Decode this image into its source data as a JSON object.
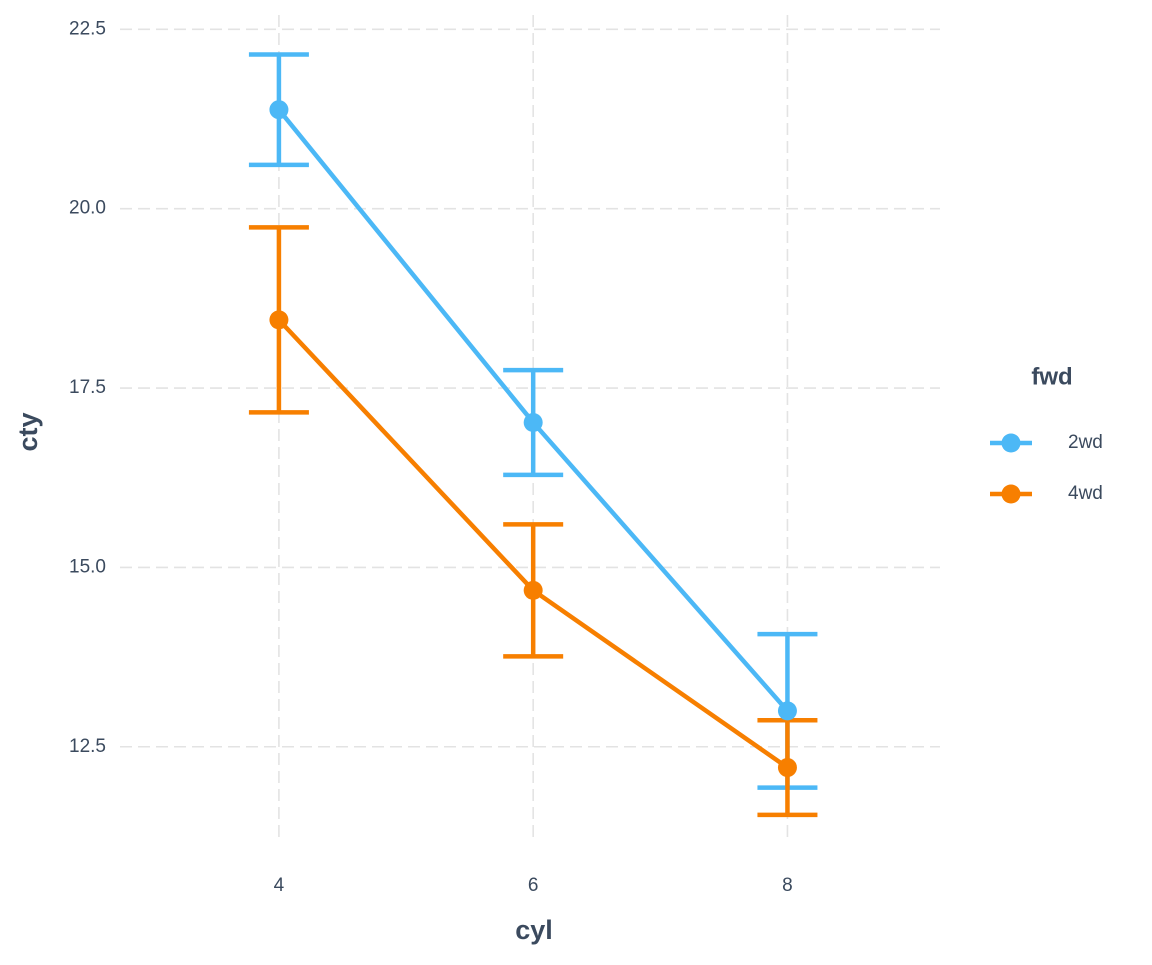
{
  "chart_data": {
    "type": "line",
    "x_label": "cyl",
    "y_label": "cty",
    "legend_title": "fwd",
    "x": [
      4,
      6,
      8
    ],
    "series": [
      {
        "name": "2wd",
        "color": "#4cb8f6",
        "values": [
          21.38,
          17.02,
          13.0
        ],
        "errors": [
          0.77,
          0.73,
          1.07
        ]
      },
      {
        "name": "4wd",
        "color": "#f77f00",
        "values": [
          18.45,
          14.68,
          12.21
        ],
        "errors": [
          1.29,
          0.92,
          0.66
        ]
      }
    ],
    "xlim": [
      2.75,
      9.2
    ],
    "xticks": [
      4,
      6,
      8
    ],
    "ylim": [
      11.2,
      22.7
    ],
    "yticks": [
      {
        "value": 12.5,
        "label": "12.5"
      },
      {
        "value": 15,
        "label": "15.0"
      },
      {
        "value": 17.5,
        "label": "17.5"
      },
      {
        "value": 20,
        "label": "20.0"
      },
      {
        "value": 22.5,
        "label": "22.5"
      }
    ],
    "grid": true,
    "legend_position": "right"
  }
}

○ ○ ○ ○ ○ ○ ○

■ WORK TO COMPLETE ■
Output all of the records exactly as they appear above, but not the pictures.

■ TASK RESULT ■
Decode this image into its source data as a JSON object.
{
  "chart_data": {
    "type": "line",
    "x_label": "cyl",
    "y_label": "cty",
    "legend_title": "fwd",
    "x": [
      4,
      6,
      8
    ],
    "series": [
      {
        "name": "2wd",
        "color": "#4cb8f6",
        "values": [
          21.38,
          17.02,
          13.0
        ],
        "errors": [
          0.77,
          0.73,
          1.07
        ]
      },
      {
        "name": "4wd",
        "color": "#f77f00",
        "values": [
          18.45,
          14.68,
          12.21
        ],
        "errors": [
          1.29,
          0.92,
          0.66
        ]
      }
    ],
    "xlim": [
      2.75,
      9.2
    ],
    "xticks": [
      4,
      6,
      8
    ],
    "ylim": [
      11.2,
      22.7
    ],
    "yticks": [
      {
        "value": 12.5,
        "label": "12.5"
      },
      {
        "value": 15,
        "label": "15.0"
      },
      {
        "value": 17.5,
        "label": "17.5"
      },
      {
        "value": 20,
        "label": "20.0"
      },
      {
        "value": 22.5,
        "label": "22.5"
      }
    ],
    "grid": true,
    "legend_position": "right"
  }
}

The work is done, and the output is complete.